*Aim:* Tell how many lines contain the word "their". Reply with the number only.

*Data entries:*
____

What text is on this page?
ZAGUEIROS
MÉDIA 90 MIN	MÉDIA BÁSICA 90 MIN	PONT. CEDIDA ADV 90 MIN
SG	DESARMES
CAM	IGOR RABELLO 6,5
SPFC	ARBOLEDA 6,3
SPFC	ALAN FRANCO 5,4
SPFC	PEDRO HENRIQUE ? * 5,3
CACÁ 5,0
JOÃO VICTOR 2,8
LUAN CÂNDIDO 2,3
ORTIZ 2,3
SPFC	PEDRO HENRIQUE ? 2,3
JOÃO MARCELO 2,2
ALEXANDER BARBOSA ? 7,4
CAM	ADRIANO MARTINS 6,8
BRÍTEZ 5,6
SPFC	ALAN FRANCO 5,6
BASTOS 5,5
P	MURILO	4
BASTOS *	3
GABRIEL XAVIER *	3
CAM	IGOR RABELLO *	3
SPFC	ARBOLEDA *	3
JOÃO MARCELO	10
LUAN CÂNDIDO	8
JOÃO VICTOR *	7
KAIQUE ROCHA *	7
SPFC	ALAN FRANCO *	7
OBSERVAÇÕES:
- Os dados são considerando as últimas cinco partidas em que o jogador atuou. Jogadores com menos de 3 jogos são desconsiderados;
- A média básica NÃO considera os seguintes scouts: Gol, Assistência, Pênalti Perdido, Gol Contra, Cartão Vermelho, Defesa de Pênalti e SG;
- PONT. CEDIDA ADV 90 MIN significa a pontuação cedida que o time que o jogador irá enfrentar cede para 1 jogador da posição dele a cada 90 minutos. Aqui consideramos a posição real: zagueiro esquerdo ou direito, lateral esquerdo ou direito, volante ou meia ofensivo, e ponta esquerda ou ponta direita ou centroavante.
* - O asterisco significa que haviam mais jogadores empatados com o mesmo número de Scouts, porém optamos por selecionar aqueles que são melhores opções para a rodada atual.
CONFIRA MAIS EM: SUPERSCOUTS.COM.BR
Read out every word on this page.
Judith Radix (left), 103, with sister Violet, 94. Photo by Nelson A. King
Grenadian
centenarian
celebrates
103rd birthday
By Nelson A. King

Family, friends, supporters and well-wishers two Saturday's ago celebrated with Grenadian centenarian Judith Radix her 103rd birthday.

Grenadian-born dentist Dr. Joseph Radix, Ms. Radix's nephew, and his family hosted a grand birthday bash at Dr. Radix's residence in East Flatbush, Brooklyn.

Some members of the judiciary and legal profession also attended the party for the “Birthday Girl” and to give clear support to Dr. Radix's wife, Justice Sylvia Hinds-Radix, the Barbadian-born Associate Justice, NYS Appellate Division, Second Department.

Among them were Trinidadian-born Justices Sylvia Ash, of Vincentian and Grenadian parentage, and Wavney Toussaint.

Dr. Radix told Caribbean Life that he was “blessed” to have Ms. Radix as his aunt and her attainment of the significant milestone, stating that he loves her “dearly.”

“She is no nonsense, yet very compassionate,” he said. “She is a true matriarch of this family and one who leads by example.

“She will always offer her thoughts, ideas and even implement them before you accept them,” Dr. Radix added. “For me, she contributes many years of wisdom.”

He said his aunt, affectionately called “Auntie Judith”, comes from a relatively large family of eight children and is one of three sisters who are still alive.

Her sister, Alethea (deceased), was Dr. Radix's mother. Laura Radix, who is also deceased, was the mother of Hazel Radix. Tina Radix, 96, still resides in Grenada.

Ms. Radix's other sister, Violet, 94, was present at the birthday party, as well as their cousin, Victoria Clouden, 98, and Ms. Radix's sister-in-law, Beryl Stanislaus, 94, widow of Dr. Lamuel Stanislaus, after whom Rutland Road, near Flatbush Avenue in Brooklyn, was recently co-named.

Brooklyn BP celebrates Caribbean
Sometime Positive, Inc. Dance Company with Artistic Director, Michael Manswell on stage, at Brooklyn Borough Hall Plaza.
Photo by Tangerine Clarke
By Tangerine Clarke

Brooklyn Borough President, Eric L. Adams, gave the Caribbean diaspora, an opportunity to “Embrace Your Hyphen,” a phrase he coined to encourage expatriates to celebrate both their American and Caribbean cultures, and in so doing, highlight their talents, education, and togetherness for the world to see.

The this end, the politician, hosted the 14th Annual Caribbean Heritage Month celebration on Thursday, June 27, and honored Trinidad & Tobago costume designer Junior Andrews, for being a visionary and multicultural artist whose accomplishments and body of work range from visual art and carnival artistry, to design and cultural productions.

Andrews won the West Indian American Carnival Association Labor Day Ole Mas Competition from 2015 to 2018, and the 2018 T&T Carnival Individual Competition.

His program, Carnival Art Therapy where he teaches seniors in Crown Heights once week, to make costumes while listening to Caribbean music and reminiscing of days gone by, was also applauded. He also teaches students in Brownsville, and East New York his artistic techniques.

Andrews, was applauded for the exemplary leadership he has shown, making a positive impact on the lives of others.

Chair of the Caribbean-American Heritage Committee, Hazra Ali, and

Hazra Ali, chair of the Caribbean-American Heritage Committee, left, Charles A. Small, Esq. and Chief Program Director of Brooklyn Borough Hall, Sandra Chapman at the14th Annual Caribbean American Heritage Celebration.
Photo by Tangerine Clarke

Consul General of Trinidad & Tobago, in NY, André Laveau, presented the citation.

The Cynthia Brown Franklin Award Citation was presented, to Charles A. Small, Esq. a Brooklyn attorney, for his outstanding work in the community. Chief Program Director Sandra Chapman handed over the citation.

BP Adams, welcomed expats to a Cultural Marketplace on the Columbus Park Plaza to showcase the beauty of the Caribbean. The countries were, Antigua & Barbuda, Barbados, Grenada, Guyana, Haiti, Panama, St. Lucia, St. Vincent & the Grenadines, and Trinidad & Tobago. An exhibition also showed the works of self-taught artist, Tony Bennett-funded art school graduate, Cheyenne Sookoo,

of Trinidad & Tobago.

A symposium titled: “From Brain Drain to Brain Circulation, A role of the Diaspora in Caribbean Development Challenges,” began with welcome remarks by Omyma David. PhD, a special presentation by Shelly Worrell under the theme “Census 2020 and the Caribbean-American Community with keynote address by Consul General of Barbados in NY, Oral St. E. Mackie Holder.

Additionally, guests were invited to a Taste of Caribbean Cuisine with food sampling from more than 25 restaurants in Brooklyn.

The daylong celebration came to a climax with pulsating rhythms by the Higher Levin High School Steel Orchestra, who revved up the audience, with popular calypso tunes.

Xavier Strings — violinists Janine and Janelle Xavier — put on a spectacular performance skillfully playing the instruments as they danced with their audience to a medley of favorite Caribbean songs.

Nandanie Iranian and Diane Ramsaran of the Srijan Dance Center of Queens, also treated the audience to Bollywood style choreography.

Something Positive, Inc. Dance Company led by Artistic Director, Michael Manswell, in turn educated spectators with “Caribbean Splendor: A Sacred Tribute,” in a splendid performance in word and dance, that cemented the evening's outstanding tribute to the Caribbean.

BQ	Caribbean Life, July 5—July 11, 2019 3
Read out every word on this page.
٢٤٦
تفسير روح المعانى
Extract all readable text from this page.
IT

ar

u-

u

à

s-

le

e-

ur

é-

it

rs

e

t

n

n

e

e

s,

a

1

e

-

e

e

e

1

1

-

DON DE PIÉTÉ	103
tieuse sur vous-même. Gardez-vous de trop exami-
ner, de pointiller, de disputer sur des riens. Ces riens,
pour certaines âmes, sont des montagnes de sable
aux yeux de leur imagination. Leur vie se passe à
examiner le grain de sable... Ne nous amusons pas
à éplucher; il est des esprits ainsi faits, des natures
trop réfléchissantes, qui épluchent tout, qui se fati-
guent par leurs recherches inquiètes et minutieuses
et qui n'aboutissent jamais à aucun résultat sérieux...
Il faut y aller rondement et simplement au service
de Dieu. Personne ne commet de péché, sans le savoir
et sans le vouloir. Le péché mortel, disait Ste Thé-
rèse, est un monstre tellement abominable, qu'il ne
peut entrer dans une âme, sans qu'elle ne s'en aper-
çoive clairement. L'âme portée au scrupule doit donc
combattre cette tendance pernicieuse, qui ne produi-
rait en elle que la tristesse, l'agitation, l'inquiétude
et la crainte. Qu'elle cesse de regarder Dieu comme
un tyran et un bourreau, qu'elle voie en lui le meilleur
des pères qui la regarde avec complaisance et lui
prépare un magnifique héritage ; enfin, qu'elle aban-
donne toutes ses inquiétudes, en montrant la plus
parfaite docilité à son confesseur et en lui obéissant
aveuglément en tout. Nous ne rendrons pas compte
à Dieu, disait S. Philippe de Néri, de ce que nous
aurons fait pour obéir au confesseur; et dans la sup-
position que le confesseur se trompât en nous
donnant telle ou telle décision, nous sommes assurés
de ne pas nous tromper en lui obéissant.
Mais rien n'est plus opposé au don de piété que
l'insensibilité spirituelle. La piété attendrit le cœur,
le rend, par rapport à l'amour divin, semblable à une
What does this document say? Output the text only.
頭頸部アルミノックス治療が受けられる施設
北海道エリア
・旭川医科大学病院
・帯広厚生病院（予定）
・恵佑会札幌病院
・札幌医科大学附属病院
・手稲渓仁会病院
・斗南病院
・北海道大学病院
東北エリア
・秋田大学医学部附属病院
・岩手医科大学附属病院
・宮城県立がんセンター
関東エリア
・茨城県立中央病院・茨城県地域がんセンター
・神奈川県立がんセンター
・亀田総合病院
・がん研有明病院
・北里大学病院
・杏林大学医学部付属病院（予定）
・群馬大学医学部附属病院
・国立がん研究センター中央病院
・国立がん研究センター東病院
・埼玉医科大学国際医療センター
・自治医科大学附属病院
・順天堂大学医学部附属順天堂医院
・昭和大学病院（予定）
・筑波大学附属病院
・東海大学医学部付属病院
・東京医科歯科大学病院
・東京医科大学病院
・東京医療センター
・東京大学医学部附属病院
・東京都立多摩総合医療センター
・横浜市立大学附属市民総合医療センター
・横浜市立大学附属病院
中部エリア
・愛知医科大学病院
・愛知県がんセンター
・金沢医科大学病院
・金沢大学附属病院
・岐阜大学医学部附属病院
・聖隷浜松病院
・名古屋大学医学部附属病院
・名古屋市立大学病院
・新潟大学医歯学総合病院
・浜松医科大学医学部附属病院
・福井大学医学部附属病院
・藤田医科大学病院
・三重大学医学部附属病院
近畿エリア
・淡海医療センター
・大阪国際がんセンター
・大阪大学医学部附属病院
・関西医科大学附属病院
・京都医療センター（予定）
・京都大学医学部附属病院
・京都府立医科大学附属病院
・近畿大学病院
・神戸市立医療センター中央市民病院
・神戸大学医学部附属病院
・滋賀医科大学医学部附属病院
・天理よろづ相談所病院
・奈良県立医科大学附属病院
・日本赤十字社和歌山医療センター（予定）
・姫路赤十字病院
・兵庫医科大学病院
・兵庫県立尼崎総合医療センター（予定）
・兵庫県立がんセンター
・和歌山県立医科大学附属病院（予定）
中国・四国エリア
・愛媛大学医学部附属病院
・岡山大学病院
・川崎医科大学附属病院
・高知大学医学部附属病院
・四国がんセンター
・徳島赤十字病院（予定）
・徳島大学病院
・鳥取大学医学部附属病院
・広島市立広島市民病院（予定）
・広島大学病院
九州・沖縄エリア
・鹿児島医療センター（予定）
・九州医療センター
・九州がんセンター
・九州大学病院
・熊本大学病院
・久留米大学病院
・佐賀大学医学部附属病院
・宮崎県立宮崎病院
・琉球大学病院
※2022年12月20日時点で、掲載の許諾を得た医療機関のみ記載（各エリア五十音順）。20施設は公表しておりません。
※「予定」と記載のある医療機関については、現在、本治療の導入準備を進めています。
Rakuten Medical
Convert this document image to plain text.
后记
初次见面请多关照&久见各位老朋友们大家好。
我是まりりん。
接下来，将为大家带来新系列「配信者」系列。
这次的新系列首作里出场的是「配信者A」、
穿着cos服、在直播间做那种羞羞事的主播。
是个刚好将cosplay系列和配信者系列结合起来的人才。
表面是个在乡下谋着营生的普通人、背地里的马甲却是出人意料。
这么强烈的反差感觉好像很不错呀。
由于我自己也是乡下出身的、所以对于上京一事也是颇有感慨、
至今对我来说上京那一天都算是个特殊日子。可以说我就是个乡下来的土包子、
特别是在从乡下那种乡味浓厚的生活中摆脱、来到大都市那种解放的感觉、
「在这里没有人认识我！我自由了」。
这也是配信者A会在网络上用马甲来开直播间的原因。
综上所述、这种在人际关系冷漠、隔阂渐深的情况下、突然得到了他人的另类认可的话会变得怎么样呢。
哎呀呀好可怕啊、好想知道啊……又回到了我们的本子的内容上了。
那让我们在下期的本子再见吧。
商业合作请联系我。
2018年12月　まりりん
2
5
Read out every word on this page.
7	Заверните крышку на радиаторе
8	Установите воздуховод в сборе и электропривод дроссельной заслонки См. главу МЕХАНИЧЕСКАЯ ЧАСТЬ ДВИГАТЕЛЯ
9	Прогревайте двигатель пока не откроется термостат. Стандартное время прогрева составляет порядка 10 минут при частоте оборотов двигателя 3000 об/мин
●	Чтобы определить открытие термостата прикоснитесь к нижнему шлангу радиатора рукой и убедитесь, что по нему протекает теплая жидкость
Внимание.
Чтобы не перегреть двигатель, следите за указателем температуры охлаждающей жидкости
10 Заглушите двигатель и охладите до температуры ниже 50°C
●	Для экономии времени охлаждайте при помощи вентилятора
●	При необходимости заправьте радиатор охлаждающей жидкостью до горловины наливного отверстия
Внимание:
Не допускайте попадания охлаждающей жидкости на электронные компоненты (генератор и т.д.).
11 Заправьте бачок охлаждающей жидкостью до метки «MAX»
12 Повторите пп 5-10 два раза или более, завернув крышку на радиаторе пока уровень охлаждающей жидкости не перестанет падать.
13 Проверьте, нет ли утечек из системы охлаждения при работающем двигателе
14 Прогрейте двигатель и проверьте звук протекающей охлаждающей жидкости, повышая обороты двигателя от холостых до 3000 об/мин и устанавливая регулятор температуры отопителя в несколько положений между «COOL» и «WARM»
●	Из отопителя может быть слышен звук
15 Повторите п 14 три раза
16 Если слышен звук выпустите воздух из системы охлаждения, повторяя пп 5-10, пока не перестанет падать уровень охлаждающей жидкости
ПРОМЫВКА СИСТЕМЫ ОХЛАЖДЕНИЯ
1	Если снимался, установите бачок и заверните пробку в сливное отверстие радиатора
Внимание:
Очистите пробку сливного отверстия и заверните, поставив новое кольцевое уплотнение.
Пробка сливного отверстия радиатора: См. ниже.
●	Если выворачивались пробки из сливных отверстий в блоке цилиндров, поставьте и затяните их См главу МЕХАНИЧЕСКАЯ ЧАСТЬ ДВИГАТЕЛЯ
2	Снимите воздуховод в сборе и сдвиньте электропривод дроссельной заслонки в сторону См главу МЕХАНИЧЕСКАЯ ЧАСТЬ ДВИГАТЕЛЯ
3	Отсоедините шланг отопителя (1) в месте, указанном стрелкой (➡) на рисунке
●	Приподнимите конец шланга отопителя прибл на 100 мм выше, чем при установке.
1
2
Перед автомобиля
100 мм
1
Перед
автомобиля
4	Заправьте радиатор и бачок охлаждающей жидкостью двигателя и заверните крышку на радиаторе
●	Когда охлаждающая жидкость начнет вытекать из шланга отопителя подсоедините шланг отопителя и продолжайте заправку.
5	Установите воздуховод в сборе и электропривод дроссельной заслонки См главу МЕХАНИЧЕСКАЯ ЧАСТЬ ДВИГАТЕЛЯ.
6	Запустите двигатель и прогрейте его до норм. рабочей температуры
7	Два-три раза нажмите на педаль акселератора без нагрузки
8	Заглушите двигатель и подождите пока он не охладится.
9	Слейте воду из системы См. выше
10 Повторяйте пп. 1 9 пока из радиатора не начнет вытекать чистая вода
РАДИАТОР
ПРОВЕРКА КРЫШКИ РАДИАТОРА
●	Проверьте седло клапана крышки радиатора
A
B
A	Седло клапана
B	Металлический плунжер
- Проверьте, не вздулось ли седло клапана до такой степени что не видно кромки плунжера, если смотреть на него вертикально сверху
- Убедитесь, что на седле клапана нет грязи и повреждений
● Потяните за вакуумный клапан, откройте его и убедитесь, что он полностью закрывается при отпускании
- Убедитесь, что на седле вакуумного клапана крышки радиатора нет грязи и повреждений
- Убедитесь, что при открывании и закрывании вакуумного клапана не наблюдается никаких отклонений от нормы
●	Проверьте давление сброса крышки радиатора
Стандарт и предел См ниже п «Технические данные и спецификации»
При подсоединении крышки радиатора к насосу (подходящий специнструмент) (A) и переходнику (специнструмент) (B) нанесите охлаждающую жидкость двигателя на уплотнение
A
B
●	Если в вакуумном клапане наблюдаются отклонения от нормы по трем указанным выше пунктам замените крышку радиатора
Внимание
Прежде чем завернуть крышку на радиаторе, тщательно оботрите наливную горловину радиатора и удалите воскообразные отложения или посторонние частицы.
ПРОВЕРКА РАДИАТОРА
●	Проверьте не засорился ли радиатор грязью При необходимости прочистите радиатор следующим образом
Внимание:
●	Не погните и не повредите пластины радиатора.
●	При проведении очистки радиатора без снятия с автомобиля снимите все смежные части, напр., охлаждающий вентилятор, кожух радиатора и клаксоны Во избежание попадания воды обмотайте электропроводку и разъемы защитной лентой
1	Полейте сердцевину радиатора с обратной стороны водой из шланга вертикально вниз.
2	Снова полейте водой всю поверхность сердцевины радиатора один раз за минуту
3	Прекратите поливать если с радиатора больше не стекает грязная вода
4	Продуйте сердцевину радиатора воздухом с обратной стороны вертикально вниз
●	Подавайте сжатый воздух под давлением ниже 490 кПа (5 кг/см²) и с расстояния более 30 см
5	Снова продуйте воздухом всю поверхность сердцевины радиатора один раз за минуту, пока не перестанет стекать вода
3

____

*Answer to this exercise:* 3